• What you are asked to do: Send back the records in full, character for character.
-- -- --
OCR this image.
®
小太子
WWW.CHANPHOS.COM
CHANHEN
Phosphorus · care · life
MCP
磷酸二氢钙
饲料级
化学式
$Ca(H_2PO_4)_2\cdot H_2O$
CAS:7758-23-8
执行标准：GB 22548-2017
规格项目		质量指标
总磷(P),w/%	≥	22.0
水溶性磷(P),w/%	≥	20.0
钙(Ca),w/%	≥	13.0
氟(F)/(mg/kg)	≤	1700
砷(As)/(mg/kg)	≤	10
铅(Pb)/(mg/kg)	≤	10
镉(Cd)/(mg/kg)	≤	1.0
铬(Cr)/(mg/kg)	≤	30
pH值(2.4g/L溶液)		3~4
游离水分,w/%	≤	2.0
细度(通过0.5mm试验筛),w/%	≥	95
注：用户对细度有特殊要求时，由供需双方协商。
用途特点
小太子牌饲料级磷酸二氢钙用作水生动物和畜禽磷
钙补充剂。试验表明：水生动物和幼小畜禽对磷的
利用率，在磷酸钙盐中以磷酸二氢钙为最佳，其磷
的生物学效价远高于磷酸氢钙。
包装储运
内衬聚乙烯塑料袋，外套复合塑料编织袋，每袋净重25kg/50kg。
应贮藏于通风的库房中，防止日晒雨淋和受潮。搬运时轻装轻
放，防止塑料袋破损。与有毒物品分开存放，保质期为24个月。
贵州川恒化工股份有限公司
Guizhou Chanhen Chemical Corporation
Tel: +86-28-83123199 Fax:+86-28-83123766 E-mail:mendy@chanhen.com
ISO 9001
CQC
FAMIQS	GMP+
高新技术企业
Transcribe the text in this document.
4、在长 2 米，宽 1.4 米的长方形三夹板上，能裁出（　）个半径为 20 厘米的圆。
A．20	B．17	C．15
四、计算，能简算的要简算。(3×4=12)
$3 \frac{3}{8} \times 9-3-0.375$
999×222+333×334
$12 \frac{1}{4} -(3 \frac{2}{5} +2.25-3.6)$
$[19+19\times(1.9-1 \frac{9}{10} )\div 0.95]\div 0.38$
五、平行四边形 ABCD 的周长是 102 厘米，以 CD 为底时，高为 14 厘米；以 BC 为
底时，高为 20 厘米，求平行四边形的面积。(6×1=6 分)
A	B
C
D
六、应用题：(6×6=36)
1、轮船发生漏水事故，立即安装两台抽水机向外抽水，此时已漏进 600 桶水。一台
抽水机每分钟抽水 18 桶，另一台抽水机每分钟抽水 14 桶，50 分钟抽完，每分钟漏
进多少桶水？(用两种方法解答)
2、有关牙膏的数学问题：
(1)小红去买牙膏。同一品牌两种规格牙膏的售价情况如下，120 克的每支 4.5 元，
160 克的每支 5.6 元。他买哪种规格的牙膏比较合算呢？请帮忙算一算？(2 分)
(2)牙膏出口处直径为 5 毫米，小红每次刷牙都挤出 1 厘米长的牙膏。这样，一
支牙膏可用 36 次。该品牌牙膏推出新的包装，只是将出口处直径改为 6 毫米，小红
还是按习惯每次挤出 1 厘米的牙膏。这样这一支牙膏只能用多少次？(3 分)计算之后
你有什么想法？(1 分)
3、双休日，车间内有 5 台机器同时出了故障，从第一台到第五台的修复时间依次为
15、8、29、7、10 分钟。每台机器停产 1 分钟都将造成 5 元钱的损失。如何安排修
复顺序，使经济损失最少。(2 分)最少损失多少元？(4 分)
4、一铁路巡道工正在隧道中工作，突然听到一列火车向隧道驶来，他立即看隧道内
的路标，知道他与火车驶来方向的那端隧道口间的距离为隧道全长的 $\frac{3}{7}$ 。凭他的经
-- -- --
• Finished answer:
OCR this image.
®
小太子
WWW.CHANPHOS.COM
CHANHEN
Phosphorus · care · life
MCP
磷酸二氢钙
饲料级
化学式
$Ca(H_2PO_4)_2\cdot H_2O$
CAS:7758-23-8
执行标准：GB 22548-2017
规格项目		质量指标
总磷(P),w/%	≥	22.0
水溶性磷(P),w/%	≥	20.0
钙(Ca),w/%	≥	13.0
氟(F)/(mg/kg)	≤	1700
砷(As)/(mg/kg)	≤	10
铅(Pb)/(mg/kg)	≤	10
镉(Cd)/(mg/kg)	≤	1.0
铬(Cr)/(mg/kg)	≤	30
pH值(2.4g/L溶液)		3~4
游离水分,w/%	≤	2.0
细度(通过0.5mm试验筛),w/%	≥	95
注：用户对细度有特殊要求时，由供需双方协商。
用途特点
小太子牌饲料级磷酸二氢钙用作水生动物和畜禽磷
钙补充剂。试验表明：水生动物和幼小畜禽对磷的
利用率，在磷酸钙盐中以磷酸二氢钙为最佳，其磷
的生物学效价远高于磷酸氢钙。
包装储运
内衬聚乙烯塑料袋，外套复合塑料编织袋，每袋净重25kg/50kg。
应贮藏于通风的库房中，防止日晒雨淋和受潮。搬运时轻装轻
放，防止塑料袋破损。与有毒物品分开存放，保质期为24个月。
贵州川恒化工股份有限公司
Guizhou Chanhen Chemical Corporation
Tel: +86-28-83123199 Fax:+86-28-83123766 E-mail:mendy@chanhen.com
ISO 9001
CQC
FAMIQS	GMP+
高新技术企业
Transcribe the text in this document.
4、在长 2 米，宽 1.4 米的长方形三夹板上，能裁出（　）个半径为 20 厘米的圆。
A．20	B．17	C．15
四、计算，能简算的要简算。(3×4=12)
$3 \frac{3}{8} \times 9-3-0.375$
999×222+333×334
$12 \frac{1}{4} -(3 \frac{2}{5} +2.25-3.6)$
$[19+19\times(1.9-1 \frac{9}{10} )\div 0.95]\div 0.38$
五、平行四边形 ABCD 的周长是 102 厘米，以 CD 为底时，高为 14 厘米；以 BC 为
底时，高为 20 厘米，求平行四边形的面积。(6×1=6 分)
A	B
C
D
六、应用题：(6×6=36)
1、轮船发生漏水事故，立即安装两台抽水机向外抽水，此时已漏进 600 桶水。一台
抽水机每分钟抽水 18 桶，另一台抽水机每分钟抽水 14 桶，50 分钟抽完，每分钟漏
进多少桶水？(用两种方法解答)
2、有关牙膏的数学问题：
(1)小红去买牙膏。同一品牌两种规格牙膏的售价情况如下，120 克的每支 4.5 元，
160 克的每支 5.6 元。他买哪种规格的牙膏比较合算呢？请帮忙算一算？(2 分)
(2)牙膏出口处直径为 5 毫米，小红每次刷牙都挤出 1 厘米长的牙膏。这样，一
支牙膏可用 36 次。该品牌牙膏推出新的包装，只是将出口处直径改为 6 毫米，小红
还是按习惯每次挤出 1 厘米的牙膏。这样这一支牙膏只能用多少次？(3 分)计算之后
你有什么想法？(1 分)
3、双休日，车间内有 5 台机器同时出了故障，从第一台到第五台的修复时间依次为
15、8、29、7、10 分钟。每台机器停产 1 分钟都将造成 5 元钱的损失。如何安排修
复顺序，使经济损失最少。(2 分)最少损失多少元？(4 分)
4、一铁路巡道工正在隧道中工作，突然听到一列火车向隧道驶来，他立即看隧道内
的路标，知道他与火车驶来方向的那端隧道口间的距离为隧道全长的 $\frac{3}{7}$ 。凭他的经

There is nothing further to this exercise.